[BEGIN RAW RECORDS]
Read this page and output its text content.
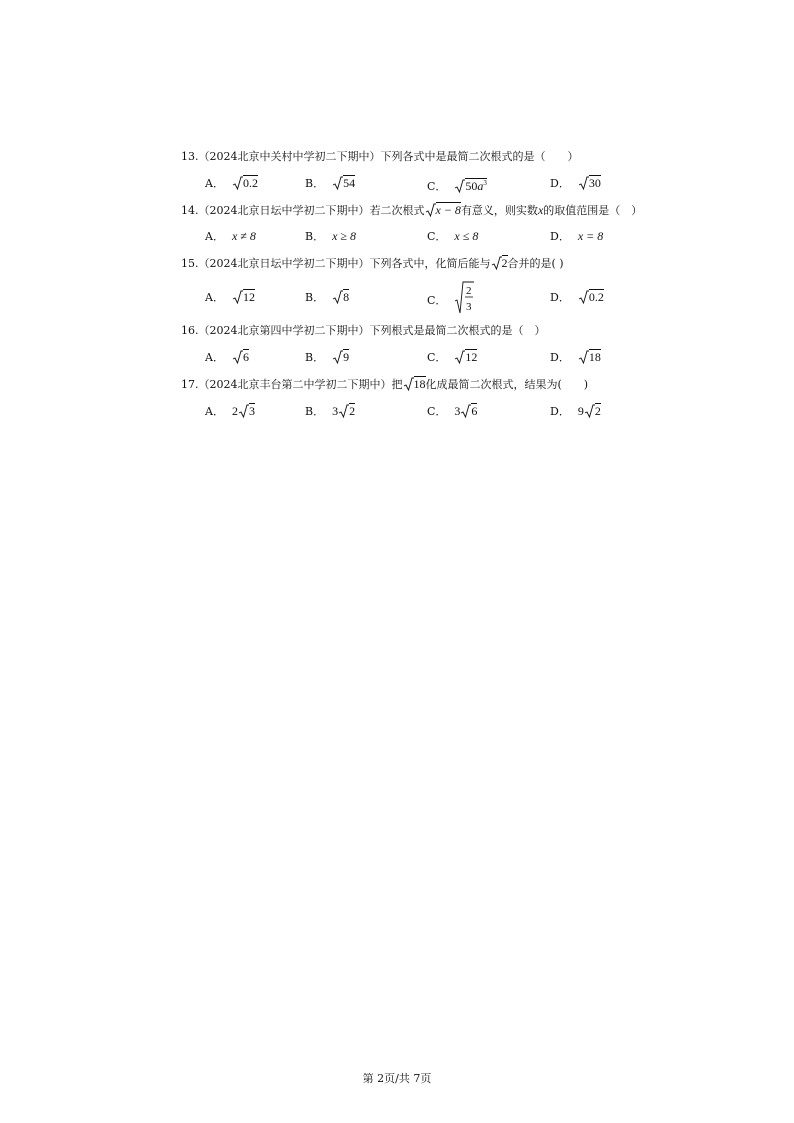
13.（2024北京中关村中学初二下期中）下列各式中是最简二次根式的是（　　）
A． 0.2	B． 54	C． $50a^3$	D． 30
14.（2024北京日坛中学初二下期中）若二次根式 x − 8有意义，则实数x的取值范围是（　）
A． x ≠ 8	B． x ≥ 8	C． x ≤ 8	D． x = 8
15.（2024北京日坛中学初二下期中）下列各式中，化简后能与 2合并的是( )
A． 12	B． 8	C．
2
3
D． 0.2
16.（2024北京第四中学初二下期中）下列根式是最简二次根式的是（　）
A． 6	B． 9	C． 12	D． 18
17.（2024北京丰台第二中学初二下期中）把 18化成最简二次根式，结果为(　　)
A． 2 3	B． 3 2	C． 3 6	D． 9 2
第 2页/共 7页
[END RAW RECORDS]
[BEGIN RAW RECORDS]
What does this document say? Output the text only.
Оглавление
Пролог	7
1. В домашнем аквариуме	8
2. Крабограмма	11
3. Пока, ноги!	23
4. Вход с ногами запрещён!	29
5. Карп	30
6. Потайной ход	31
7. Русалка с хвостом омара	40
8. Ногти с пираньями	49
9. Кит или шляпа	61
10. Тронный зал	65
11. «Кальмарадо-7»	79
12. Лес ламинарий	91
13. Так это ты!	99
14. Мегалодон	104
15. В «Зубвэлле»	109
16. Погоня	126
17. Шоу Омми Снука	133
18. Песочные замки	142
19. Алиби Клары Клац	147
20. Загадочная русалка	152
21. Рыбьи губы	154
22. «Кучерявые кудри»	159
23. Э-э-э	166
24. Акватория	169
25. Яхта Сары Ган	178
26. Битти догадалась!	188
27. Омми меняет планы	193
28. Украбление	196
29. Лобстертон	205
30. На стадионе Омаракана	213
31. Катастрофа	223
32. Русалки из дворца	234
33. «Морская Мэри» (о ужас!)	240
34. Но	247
[END RAW RECORDS]
[BEGIN RAW RECORDS]
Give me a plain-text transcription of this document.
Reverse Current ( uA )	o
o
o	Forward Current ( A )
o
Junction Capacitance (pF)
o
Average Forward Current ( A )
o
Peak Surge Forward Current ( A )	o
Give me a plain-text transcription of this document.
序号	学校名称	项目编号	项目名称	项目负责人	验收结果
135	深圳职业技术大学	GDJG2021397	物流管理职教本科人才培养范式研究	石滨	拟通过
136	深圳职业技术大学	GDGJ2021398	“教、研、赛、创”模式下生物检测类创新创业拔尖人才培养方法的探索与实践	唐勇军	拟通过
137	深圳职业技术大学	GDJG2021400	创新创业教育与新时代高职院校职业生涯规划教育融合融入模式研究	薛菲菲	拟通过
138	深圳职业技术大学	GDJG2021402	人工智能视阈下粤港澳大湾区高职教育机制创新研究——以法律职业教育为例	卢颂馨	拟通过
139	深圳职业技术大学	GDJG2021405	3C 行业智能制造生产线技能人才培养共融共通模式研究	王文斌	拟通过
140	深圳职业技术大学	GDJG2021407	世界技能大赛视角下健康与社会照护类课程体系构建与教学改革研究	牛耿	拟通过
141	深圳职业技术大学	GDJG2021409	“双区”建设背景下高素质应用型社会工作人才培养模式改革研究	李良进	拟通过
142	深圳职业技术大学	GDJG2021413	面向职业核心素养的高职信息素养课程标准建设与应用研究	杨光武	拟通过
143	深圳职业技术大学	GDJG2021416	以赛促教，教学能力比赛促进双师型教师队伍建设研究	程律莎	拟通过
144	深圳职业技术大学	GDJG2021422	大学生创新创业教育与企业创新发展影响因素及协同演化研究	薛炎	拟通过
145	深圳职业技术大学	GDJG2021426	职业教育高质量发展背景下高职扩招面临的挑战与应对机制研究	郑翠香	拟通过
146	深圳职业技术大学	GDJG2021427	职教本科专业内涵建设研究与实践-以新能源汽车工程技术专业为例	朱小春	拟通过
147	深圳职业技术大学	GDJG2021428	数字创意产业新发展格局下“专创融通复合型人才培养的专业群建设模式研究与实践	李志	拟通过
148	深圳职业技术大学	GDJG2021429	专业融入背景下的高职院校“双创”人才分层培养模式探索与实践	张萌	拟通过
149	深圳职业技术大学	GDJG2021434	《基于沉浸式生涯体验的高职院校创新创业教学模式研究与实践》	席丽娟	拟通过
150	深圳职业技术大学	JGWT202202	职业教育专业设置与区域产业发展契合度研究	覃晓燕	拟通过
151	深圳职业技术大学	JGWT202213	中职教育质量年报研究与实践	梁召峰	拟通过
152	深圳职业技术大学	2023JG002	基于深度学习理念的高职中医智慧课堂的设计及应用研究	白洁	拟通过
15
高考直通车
[END RAW RECORDS]
Above are some records. Count the lines among them with the word "this", and answer with the number only.

4